***** Provided information

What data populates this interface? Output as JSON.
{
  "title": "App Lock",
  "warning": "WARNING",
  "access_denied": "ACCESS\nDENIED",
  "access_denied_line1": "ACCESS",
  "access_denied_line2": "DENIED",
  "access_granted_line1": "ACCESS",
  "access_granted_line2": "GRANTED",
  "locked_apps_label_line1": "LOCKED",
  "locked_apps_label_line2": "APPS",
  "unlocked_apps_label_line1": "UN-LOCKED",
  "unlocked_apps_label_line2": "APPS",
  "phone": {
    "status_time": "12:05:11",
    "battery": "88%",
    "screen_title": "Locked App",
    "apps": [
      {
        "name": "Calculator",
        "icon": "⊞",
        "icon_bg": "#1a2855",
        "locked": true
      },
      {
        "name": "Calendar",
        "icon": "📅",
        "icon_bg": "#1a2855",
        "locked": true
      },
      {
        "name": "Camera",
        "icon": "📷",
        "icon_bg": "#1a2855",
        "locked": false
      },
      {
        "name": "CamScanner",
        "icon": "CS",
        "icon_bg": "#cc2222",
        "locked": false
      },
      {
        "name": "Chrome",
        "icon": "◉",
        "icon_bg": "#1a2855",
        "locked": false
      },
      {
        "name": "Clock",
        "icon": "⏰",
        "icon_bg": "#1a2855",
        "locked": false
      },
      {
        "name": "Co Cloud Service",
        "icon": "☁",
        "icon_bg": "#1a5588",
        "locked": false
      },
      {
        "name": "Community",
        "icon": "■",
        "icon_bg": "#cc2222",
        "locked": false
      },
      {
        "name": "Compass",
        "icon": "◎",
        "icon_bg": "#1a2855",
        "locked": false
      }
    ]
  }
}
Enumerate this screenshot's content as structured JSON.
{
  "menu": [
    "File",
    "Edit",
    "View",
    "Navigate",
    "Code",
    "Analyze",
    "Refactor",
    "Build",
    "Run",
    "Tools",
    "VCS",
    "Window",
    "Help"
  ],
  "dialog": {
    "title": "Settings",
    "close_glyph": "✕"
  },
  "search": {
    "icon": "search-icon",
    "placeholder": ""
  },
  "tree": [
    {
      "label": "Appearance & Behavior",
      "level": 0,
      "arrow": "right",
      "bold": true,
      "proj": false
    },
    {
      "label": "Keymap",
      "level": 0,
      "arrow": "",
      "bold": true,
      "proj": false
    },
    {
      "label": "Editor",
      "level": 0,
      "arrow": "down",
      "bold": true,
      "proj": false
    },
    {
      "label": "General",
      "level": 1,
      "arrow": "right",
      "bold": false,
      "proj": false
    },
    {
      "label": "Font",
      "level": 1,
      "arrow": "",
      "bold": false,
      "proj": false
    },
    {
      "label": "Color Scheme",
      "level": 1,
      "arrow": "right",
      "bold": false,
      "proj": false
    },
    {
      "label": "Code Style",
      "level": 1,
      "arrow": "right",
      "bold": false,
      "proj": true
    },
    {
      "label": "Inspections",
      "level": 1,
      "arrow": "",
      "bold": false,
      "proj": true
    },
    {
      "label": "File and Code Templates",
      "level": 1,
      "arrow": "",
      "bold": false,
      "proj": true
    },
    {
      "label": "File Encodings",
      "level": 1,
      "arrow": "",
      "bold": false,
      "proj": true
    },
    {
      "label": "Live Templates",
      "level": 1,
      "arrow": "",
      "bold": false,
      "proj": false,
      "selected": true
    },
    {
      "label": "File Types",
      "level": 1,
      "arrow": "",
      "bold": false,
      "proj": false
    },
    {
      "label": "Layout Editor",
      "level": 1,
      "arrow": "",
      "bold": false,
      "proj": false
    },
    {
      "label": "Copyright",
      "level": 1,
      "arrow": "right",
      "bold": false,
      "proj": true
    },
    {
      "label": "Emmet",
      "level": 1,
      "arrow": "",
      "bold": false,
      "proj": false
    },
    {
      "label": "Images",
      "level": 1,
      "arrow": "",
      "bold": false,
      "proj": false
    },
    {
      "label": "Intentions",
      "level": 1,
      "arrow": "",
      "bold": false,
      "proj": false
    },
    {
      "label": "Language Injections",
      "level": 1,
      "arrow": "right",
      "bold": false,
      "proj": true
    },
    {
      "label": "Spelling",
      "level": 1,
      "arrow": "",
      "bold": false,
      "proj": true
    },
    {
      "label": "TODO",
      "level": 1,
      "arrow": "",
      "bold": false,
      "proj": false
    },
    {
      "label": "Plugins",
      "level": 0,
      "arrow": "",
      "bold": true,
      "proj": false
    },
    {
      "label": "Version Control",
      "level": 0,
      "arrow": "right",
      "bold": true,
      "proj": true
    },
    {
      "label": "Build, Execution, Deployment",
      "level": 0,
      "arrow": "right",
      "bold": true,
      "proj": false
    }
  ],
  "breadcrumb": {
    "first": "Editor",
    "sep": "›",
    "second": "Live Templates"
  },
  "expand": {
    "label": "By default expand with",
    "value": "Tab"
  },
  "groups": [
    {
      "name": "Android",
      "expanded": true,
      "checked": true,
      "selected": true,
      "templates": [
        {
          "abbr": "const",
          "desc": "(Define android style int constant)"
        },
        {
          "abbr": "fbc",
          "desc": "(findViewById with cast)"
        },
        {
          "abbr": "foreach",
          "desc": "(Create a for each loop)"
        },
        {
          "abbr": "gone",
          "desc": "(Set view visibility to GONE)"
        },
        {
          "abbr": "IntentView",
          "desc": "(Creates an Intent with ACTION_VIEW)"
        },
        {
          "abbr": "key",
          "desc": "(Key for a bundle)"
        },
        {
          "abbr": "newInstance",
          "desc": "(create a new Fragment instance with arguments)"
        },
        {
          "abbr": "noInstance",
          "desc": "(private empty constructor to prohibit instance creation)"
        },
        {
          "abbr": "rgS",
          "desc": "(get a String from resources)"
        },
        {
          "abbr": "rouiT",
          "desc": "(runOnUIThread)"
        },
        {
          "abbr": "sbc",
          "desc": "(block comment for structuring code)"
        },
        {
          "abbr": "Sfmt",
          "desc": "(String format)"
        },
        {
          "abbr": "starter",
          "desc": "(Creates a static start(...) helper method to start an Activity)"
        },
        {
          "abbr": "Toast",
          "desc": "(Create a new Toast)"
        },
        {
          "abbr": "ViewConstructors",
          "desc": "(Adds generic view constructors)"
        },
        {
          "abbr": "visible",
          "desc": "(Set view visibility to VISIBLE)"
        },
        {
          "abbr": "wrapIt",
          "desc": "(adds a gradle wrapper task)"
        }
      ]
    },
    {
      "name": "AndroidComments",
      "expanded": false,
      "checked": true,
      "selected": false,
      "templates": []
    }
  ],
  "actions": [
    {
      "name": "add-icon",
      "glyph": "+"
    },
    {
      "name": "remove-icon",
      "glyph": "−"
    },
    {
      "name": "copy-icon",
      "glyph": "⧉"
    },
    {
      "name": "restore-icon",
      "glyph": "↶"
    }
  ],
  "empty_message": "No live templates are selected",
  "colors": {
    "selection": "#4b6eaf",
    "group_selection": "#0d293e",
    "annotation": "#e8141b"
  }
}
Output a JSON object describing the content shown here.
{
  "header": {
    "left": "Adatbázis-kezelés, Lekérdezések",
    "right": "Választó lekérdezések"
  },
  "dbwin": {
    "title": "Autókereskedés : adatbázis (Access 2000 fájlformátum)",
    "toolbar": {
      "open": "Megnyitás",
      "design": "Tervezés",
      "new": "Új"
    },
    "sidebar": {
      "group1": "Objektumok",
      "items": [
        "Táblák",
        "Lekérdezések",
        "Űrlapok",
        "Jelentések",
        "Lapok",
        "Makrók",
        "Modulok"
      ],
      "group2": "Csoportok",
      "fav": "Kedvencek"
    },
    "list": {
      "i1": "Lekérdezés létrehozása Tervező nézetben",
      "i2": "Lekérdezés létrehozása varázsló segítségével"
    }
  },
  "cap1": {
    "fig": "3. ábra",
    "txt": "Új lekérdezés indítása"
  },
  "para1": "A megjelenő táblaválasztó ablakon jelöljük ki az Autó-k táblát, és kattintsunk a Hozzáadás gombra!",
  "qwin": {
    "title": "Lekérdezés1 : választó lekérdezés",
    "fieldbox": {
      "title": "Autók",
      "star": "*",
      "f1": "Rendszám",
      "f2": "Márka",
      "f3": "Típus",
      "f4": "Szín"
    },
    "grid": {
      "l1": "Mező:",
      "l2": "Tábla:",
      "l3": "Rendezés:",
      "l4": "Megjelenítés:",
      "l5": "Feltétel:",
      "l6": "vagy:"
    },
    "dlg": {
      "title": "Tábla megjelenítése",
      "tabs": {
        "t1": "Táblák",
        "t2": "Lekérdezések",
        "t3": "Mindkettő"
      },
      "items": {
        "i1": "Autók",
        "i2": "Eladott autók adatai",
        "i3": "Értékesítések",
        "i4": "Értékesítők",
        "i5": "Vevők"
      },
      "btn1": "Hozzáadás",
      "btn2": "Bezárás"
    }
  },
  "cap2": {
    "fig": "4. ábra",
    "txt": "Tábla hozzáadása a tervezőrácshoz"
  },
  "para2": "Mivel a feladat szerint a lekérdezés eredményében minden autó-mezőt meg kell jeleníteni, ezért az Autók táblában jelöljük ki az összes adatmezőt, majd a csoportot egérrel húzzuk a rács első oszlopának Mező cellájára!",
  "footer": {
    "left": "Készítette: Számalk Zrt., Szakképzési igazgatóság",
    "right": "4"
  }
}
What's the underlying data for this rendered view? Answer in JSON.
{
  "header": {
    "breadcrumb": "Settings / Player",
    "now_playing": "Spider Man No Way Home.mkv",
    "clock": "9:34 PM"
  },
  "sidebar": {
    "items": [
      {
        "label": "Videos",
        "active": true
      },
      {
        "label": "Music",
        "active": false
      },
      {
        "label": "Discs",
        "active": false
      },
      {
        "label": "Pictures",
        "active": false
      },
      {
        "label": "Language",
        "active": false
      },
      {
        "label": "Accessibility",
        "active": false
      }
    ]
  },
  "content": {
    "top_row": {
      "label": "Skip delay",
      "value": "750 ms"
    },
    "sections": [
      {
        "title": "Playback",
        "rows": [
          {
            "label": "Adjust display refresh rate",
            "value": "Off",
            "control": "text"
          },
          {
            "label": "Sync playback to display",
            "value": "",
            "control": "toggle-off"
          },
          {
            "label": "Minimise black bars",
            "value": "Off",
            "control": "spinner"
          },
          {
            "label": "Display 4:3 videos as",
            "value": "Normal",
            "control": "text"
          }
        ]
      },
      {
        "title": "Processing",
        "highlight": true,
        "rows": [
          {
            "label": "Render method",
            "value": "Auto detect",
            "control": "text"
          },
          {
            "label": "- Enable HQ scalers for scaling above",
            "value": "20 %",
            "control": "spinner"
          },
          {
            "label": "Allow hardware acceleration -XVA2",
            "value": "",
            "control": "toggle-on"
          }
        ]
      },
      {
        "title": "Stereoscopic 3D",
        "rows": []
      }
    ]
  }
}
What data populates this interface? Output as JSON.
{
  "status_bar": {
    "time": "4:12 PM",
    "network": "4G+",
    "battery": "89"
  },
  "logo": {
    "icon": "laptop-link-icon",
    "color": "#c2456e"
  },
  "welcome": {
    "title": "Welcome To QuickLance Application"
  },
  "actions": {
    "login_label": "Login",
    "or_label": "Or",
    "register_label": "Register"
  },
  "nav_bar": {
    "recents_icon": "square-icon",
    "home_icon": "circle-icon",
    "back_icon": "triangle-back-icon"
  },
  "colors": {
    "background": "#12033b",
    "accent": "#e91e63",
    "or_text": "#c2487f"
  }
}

**********

- **Written exercise**
Reply with one number: the count of lines in the entries that include the word "breadcrumb".

- **Task solution**
2